* _What is asked_: Update the data below by replacing every instance of "money bag" with "coin sack" and leaving all other text unchanged.

* _Data for processing_:
□ □ □ □

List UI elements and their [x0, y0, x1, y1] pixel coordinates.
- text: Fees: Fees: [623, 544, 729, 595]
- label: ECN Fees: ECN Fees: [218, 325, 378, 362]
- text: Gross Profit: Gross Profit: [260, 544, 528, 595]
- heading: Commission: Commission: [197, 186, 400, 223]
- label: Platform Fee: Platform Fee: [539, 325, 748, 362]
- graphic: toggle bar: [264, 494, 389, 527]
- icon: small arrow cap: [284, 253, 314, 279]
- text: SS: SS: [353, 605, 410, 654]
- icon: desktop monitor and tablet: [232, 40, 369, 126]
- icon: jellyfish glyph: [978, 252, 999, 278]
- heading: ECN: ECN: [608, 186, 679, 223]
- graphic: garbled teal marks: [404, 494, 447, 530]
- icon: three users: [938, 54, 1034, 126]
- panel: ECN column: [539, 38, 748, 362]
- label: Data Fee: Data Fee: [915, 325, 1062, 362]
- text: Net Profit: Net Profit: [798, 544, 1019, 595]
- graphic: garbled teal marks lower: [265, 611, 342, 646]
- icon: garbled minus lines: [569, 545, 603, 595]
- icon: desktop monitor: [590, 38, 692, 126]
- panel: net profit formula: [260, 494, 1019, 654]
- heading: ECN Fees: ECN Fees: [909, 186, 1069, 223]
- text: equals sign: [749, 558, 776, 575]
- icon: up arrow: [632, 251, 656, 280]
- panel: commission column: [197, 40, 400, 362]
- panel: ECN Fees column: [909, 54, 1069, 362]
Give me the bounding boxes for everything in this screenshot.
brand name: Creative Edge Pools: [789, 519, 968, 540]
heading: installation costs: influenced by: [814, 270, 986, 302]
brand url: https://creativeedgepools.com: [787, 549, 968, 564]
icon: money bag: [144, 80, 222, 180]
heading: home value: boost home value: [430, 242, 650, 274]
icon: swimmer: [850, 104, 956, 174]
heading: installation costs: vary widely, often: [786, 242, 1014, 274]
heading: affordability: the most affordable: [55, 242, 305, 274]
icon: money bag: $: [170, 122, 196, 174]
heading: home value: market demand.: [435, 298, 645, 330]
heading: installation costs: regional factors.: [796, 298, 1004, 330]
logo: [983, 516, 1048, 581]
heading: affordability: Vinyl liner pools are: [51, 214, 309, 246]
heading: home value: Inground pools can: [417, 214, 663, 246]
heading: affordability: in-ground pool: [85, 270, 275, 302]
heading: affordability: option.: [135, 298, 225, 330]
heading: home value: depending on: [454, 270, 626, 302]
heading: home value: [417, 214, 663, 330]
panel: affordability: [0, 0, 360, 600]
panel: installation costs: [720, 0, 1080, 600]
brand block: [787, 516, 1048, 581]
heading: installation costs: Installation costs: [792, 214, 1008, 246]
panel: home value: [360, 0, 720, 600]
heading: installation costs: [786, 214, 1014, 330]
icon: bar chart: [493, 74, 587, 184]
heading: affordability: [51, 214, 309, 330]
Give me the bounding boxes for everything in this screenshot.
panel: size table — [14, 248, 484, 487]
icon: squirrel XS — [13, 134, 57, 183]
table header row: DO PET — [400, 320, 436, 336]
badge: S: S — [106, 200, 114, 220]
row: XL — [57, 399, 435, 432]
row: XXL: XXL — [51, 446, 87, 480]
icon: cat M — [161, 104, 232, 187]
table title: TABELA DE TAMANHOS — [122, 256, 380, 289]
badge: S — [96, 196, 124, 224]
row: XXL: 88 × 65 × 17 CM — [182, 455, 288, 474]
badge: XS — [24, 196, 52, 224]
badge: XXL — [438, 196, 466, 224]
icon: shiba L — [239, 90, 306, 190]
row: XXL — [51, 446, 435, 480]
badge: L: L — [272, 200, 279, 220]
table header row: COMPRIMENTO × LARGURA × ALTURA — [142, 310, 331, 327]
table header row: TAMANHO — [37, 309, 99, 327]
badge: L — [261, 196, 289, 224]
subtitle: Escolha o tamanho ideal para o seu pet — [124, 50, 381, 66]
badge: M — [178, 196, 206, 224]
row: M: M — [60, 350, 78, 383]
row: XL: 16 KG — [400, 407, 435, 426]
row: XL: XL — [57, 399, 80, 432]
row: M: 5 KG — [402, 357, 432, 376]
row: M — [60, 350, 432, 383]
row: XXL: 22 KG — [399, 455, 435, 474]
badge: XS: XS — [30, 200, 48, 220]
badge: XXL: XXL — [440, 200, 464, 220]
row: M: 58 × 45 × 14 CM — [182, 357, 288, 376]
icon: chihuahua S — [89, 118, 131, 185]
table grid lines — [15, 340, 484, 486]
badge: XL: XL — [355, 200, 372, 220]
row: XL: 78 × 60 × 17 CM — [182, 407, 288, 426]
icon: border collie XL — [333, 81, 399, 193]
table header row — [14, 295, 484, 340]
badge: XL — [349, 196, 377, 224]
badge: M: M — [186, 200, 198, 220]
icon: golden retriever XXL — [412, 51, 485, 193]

□ □ □ □

* _Result of this task_:
List UI elements and their [x0, y0, x1, y1] pixel coordinates.
- text: Fees: Fees: [623, 544, 729, 595]
- label: ECN Fees: ECN Fees: [218, 325, 378, 362]
- text: Gross Profit: Gross Profit: [260, 544, 528, 595]
- heading: Commission: Commission: [197, 186, 400, 223]
- label: Platform Fee: Platform Fee: [539, 325, 748, 362]
- graphic: toggle bar: [264, 494, 389, 527]
- icon: small arrow cap: [284, 253, 314, 279]
- text: SS: SS: [353, 605, 410, 654]
- icon: desktop monitor and tablet: [232, 40, 369, 126]
- icon: jellyfish glyph: [978, 252, 999, 278]
- heading: ECN: ECN: [608, 186, 679, 223]
- graphic: garbled teal marks: [404, 494, 447, 530]
- icon: three users: [938, 54, 1034, 126]
- panel: ECN column: [539, 38, 748, 362]
- label: Data Fee: Data Fee: [915, 325, 1062, 362]
- text: Net Profit: Net Profit: [798, 544, 1019, 595]
- graphic: garbled teal marks lower: [265, 611, 342, 646]
- icon: garbled minus lines: [569, 545, 603, 595]
- icon: desktop monitor: [590, 38, 692, 126]
- panel: net profit formula: [260, 494, 1019, 654]
- heading: ECN Fees: ECN Fees: [909, 186, 1069, 223]
- text: equals sign: [749, 558, 776, 575]
- icon: up arrow: [632, 251, 656, 280]
- panel: commission column: [197, 40, 400, 362]
- panel: ECN Fees column: [909, 54, 1069, 362]
Give me the bounding boxes for everything in this screenshot.
brand name: Creative Edge Pools: [789, 519, 968, 540]
heading: installation costs: influenced by: [814, 270, 986, 302]
brand url: https://creativeedgepools.com: [787, 549, 968, 564]
icon: coin sack: [144, 80, 222, 180]
heading: home value: boost home value: [430, 242, 650, 274]
icon: swimmer: [850, 104, 956, 174]
heading: installation costs: vary widely, often: [786, 242, 1014, 274]
heading: affordability: the most affordable: [55, 242, 305, 274]
icon: coin sack: $: [170, 122, 196, 174]
heading: home value: market demand.: [435, 298, 645, 330]
heading: installation costs: regional factors.: [796, 298, 1004, 330]
logo: [983, 516, 1048, 581]
heading: affordability: Vinyl liner pools are: [51, 214, 309, 246]
heading: home value: Inground pools can: [417, 214, 663, 246]
heading: affordability: in-ground pool: [85, 270, 275, 302]
heading: affordability: option.: [135, 298, 225, 330]
heading: home value: depending on: [454, 270, 626, 302]
heading: home value: [417, 214, 663, 330]
panel: affordability: [0, 0, 360, 600]
panel: installation costs: [720, 0, 1080, 600]
brand block: [787, 516, 1048, 581]
heading: installation costs: Installation costs: [792, 214, 1008, 246]
panel: home value: [360, 0, 720, 600]
heading: installation costs: [786, 214, 1014, 330]
icon: bar chart: [493, 74, 587, 184]
heading: affordability: [51, 214, 309, 330]
Give me the bounding boxes for everything in this screenshot.
panel: size table — [14, 248, 484, 487]
icon: squirrel XS — [13, 134, 57, 183]
table header row: DO PET — [400, 320, 436, 336]
badge: S: S — [106, 200, 114, 220]
row: XL — [57, 399, 435, 432]
row: XXL: XXL — [51, 446, 87, 480]
icon: cat M — [161, 104, 232, 187]
table title: TABELA DE TAMANHOS — [122, 256, 380, 289]
badge: S — [96, 196, 124, 224]
row: XXL: 88 × 65 × 17 CM — [182, 455, 288, 474]
badge: XS — [24, 196, 52, 224]
badge: XXL — [438, 196, 466, 224]
icon: shiba L — [239, 90, 306, 190]
row: XXL — [51, 446, 435, 480]
badge: L: L — [272, 200, 279, 220]
table header row: COMPRIMENTO × LARGURA × ALTURA — [142, 310, 331, 327]
table header row: TAMANHO — [37, 309, 99, 327]
badge: L — [261, 196, 289, 224]
subtitle: Escolha o tamanho ideal para o seu pet — [124, 50, 381, 66]
badge: M — [178, 196, 206, 224]
row: M: M — [60, 350, 78, 383]
row: XL: 16 KG — [400, 407, 435, 426]
row: XL: XL — [57, 399, 80, 432]
row: M: 5 KG — [402, 357, 432, 376]
row: M — [60, 350, 432, 383]
row: XXL: 22 KG — [399, 455, 435, 474]
badge: XS: XS — [30, 200, 48, 220]
badge: XXL: XXL — [440, 200, 464, 220]
row: M: 58 × 45 × 14 CM — [182, 357, 288, 376]
icon: chihuahua S — [89, 118, 131, 185]
table grid lines — [15, 340, 484, 486]
badge: XL: XL — [355, 200, 372, 220]
row: XL: 78 × 60 × 17 CM — [182, 407, 288, 426]
icon: border collie XL — [333, 81, 399, 193]
table header row — [14, 295, 484, 340]
badge: XL — [349, 196, 377, 224]
badge: M: M — [186, 200, 198, 220]
icon: golden retriever XXL — [412, 51, 485, 193]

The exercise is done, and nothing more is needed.